Poursuivez l'article ci-dessous sur les femmes de Ngoundiane à partir de sa dernière phrase.
━━ Page ━━
A Ngoundiane les femmes rêvent de lendemains meilleurs. Organisées en groupements féminins et ayant pris goût à l’entreprenariat, elles voient gros et loin. Mais leur engagement dans le développement local se heurte à l’épineuse question du financement. Le Quotidien, en partenariat avec l’Institut Panos, a mené l’enquête dans cette commune située à environ 90 kilomètres de Dakar.
Envoyée spéciale - Les femmes n’étaient pas sur le présidium. Mais pour cette réunion d’orientation budgétaire de la commune de Ngoundiane, le 25 novembre dernier, elles étaient bien présentes dans la salle. Oumy Tine, conseillère municipale, trouve ce retrait normal. «Le premier et le deuxième adjoint au maire sont des hommes», explique-t-elle. Le podium était ainsi complet. Vingt orateurs défileront au micro, dont sept femmes. Parmi elles Astou Gning, présidente de l’Union des groupements féminins de Ngoundiane. Dans ses mains un carnet où elle a noté ses propositions. «Cette année, clame-t-elle, nous avons un besoin réel de formation. Notamment pour les femmes éducatrices qui ont en charge les centres d’éveil». Point focale de la mairie dans les sociétés d’extraction minière et membre de la coalition Publiez ce que vous payez, Bambi Kâ est également venue avec des suggestions. Notamment l’organisation d’un forum qui, selon elle, va regrouper la population, les responsables des sociétés minières et les autorités municipales et administratives pour discuter des problèmes de sécurité qui se posent dans les carrières. Le prétexte, c’est l’accident qui s’est produit à la Gécamine, occasionnant la mort d’un ouvrier.
━━━
━━ Contenu des données ━━
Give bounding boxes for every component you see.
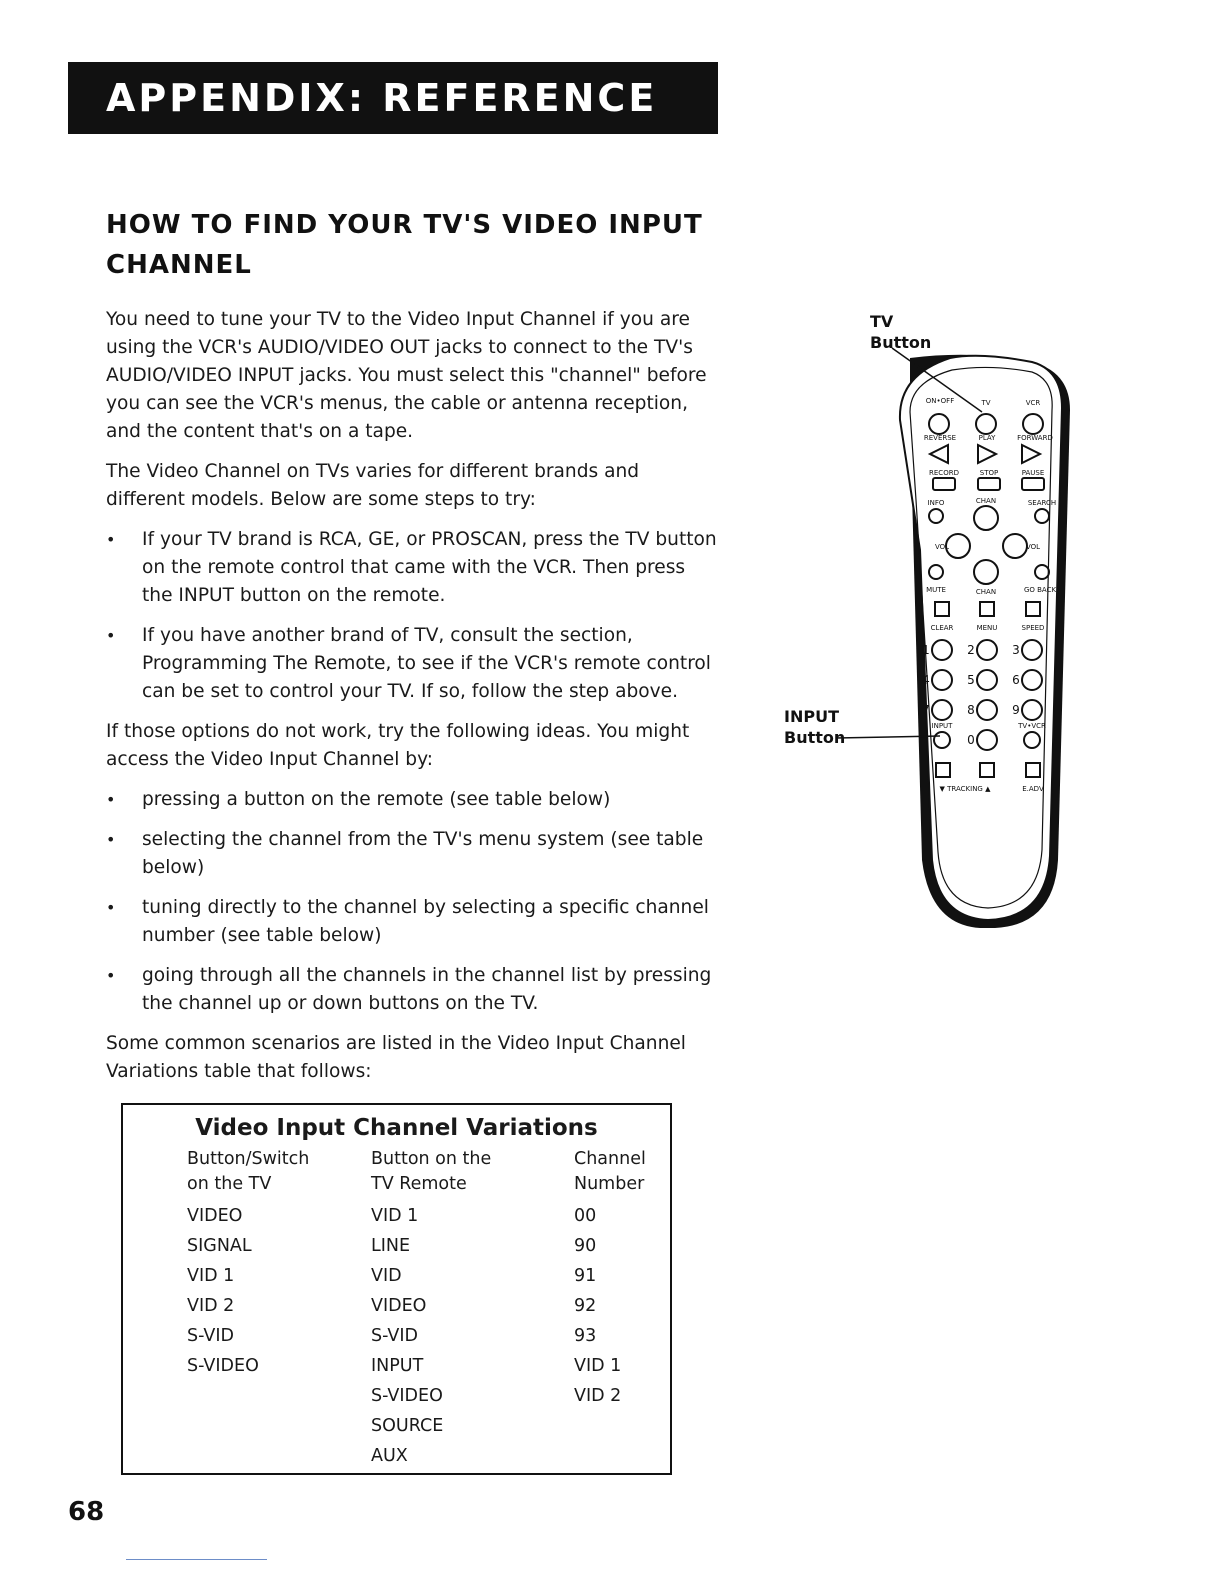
━━━
> [Réponse rédigée]:
Les revendications continuent de fuser devant le conseil pour se focaliser pêle-mêle sur les infrastructures de base, l’accès à l’eau potable et à l’électricité dans certains villages de la commune, ou sur les problèmes de table-bancs et de toilettes dans certaines écoles. Les interventions des femmes dans cette session du Conseil municipal ne versent ni dans la polémique ni dans une remise en cause des actes posés ou annoncés. Mais elles renseignent sur l’engagement des femmes dans la gestion de leur commune et la revendication pour la prise charge de leurs activités. Parmi les préoccupations émerge surtout un projet intégré conçu par les femmes. Estimé pour la première phase à 30 millions de francs Cfa, il devrait commencer à Kam Diack, un des 15 villages de Ngoundiane, dans les bas-fonds favorables à la culture légumière. Elle comprend la mise en place d’unités de transformation à Ngoundiane Centre et des unités de commercialisation à Séokhaye, un village situé sur la Rn2. Ce projet «peut occuper l’ensemble des femmes actives de notre commune et développer notre localité», soutient Astou Gning qui souligne que celui-ci a été soumis à l’équipe municipale, mais est resté jusqu’ici sans suite.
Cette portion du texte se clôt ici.